--- Dataset rows about figures ---
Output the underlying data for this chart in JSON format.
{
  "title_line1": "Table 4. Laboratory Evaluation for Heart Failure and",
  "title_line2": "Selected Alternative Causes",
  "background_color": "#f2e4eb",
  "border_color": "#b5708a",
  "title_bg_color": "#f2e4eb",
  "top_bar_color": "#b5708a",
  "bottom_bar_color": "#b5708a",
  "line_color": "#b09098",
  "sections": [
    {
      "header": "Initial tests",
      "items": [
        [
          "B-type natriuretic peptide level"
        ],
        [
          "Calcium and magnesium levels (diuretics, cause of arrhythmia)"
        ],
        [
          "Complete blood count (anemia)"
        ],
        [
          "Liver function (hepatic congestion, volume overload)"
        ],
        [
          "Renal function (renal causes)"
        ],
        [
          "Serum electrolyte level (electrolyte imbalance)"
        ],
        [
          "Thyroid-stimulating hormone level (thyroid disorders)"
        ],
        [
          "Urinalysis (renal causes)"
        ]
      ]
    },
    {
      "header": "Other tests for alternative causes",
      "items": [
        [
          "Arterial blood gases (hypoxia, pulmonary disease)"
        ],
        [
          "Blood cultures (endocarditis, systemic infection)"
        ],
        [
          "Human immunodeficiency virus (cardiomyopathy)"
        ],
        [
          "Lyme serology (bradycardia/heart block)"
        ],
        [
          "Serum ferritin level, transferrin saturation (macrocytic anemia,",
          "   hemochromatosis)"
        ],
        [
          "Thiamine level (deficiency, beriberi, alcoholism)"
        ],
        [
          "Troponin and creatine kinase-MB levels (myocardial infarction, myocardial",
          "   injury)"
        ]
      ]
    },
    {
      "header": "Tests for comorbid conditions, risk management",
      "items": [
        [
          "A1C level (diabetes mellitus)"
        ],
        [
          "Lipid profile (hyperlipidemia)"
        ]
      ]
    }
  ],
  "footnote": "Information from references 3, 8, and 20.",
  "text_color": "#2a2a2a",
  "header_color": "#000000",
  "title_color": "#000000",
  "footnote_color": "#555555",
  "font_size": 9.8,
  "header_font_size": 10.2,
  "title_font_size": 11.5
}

--- Task description ---
With no words changed, transcribe the records above.

--- Response area ---
Output the underlying data for this chart in JSON format.
{
  "title_line1": "Table 4. Laboratory Evaluation for Heart Failure and",
  "title_line2": "Selected Alternative Causes",
  "background_color": "#f2e4eb",
  "border_color": "#b5708a",
  "title_bg_color": "#f2e4eb",
  "top_bar_color": "#b5708a",
  "bottom_bar_color": "#b5708a",
  "line_color": "#b09098",
  "sections": [
    {
      "header": "Initial tests",
      "items": [
        [
          "B-type natriuretic peptide level"
        ],
        [
          "Calcium and magnesium levels (diuretics, cause of arrhythmia)"
        ],
        [
          "Complete blood count (anemia)"
        ],
        [
          "Liver function (hepatic congestion, volume overload)"
        ],
        [
          "Renal function (renal causes)"
        ],
        [
          "Serum electrolyte level (electrolyte imbalance)"
        ],
        [
          "Thyroid-stimulating hormone level (thyroid disorders)"
        ],
        [
          "Urinalysis (renal causes)"
        ]
      ]
    },
    {
      "header": "Other tests for alternative causes",
      "items": [
        [
          "Arterial blood gases (hypoxia, pulmonary disease)"
        ],
        [
          "Blood cultures (endocarditis, systemic infection)"
        ],
        [
          "Human immunodeficiency virus (cardiomyopathy)"
        ],
        [
          "Lyme serology (bradycardia/heart block)"
        ],
        [
          "Serum ferritin level, transferrin saturation (macrocytic anemia,",
          "   hemochromatosis)"
        ],
        [
          "Thiamine level (deficiency, beriberi, alcoholism)"
        ],
        [
          "Troponin and creatine kinase-MB levels (myocardial infarction, myocardial",
          "   injury)"
        ]
      ]
    },
    {
      "header": "Tests for comorbid conditions, risk management",
      "items": [
        [
          "A1C level (diabetes mellitus)"
        ],
        [
          "Lipid profile (hyperlipidemia)"
        ]
      ]
    }
  ],
  "footnote": "Information from references 3, 8, and 20.",
  "text_color": "#2a2a2a",
  "header_color": "#000000",
  "title_color": "#000000",
  "footnote_color": "#555555",
  "font_size": 9.8,
  "header_font_size": 10.2,
  "title_font_size": 11.5
}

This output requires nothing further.